#### SHORT PROBLEM
Repeat the lines below exactly as they appear, but leave out the images.

-- RECORDED INFORMATION start --

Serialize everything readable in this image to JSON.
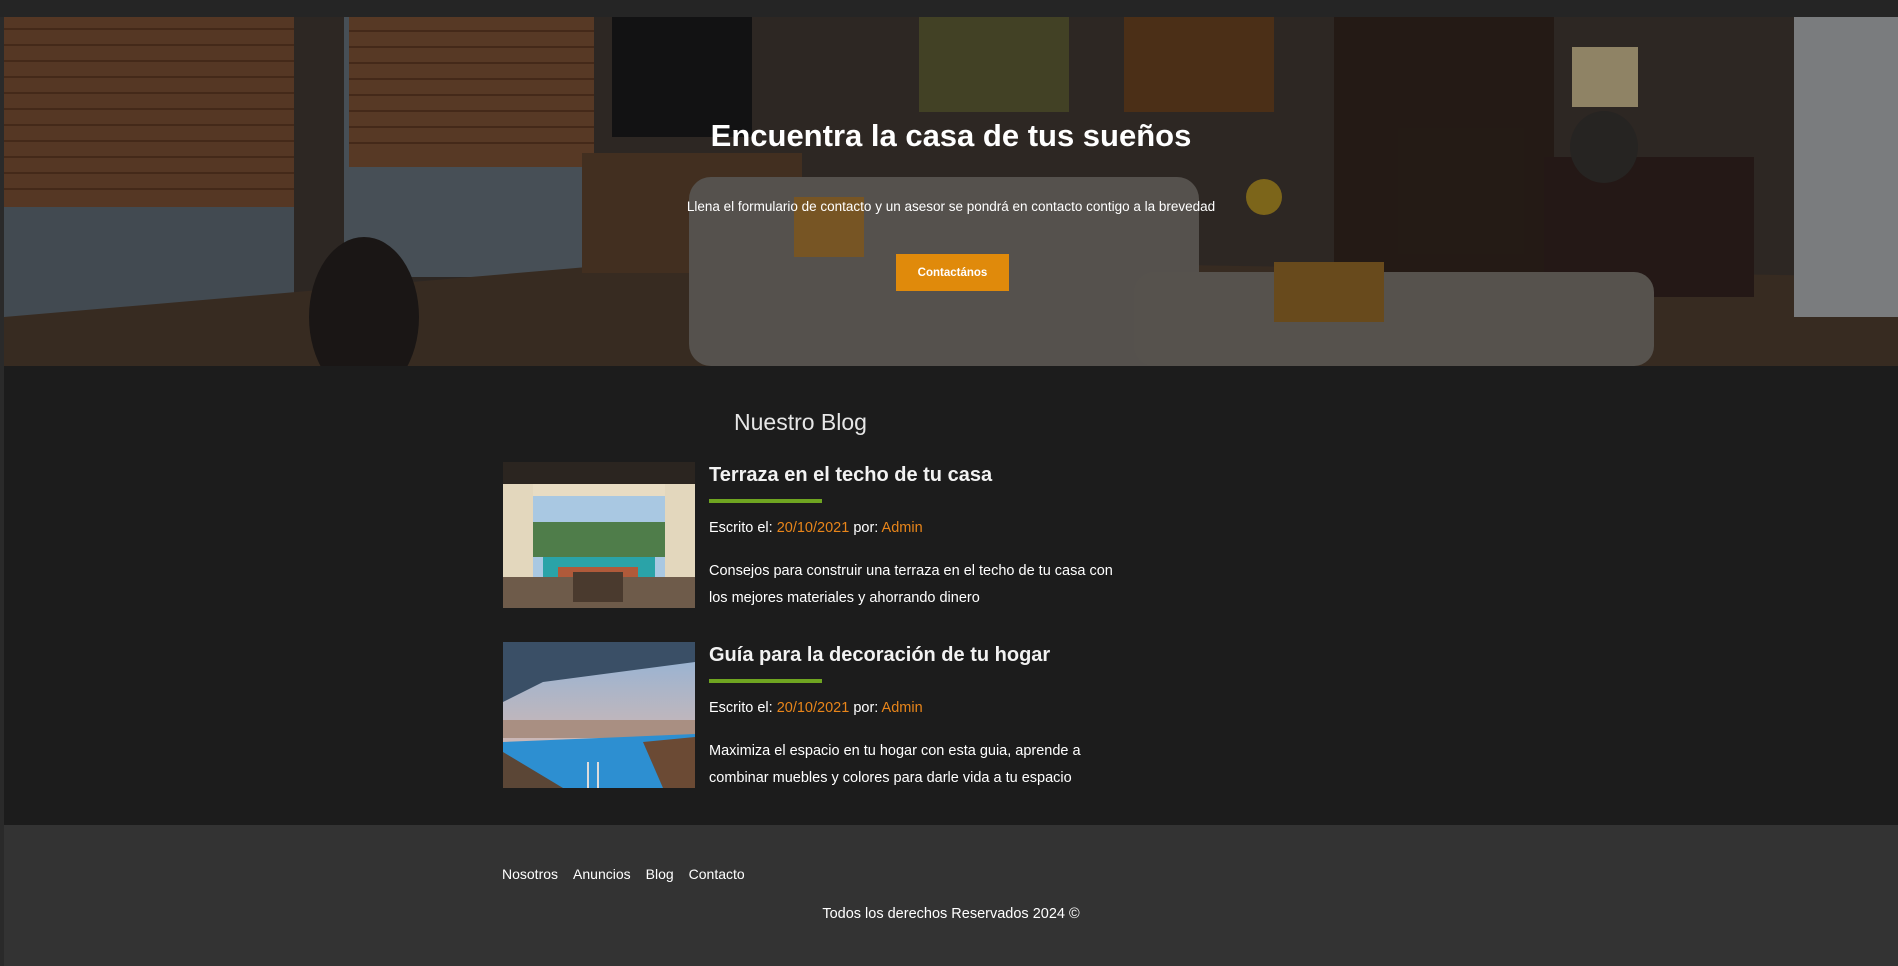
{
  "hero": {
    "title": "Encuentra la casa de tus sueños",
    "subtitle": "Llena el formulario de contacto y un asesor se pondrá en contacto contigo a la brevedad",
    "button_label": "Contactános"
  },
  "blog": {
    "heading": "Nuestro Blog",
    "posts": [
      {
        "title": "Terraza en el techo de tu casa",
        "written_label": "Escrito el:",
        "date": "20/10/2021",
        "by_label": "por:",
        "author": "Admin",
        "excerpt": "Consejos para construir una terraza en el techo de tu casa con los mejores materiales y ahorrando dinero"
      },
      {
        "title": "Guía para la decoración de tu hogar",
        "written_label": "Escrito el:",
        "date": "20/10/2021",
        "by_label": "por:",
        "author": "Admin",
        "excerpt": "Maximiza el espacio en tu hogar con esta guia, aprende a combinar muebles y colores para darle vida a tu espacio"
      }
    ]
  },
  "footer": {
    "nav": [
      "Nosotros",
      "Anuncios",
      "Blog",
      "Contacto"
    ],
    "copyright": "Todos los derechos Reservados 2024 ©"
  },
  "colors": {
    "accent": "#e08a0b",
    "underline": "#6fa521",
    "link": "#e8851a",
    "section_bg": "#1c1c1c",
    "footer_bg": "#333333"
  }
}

-- RECORDED INFORMATION end --

#### ANSWER TO THE EXERCISE
Serialize everything readable in this image to JSON.
{
  "hero": {
    "title": "Encuentra la casa de tus sueños",
    "subtitle": "Llena el formulario de contacto y un asesor se pondrá en contacto contigo a la brevedad",
    "button_label": "Contactános"
  },
  "blog": {
    "heading": "Nuestro Blog",
    "posts": [
      {
        "title": "Terraza en el techo de tu casa",
        "written_label": "Escrito el:",
        "date": "20/10/2021",
        "by_label": "por:",
        "author": "Admin",
        "excerpt": "Consejos para construir una terraza en el techo de tu casa con los mejores materiales y ahorrando dinero"
      },
      {
        "title": "Guía para la decoración de tu hogar",
        "written_label": "Escrito el:",
        "date": "20/10/2021",
        "by_label": "por:",
        "author": "Admin",
        "excerpt": "Maximiza el espacio en tu hogar con esta guia, aprende a combinar muebles y colores para darle vida a tu espacio"
      }
    ]
  },
  "footer": {
    "nav": [
      "Nosotros",
      "Anuncios",
      "Blog",
      "Contacto"
    ],
    "copyright": "Todos los derechos Reservados 2024 ©"
  },
  "colors": {
    "accent": "#e08a0b",
    "underline": "#6fa521",
    "link": "#e8851a",
    "section_bg": "#1c1c1c",
    "footer_bg": "#333333"
  }
}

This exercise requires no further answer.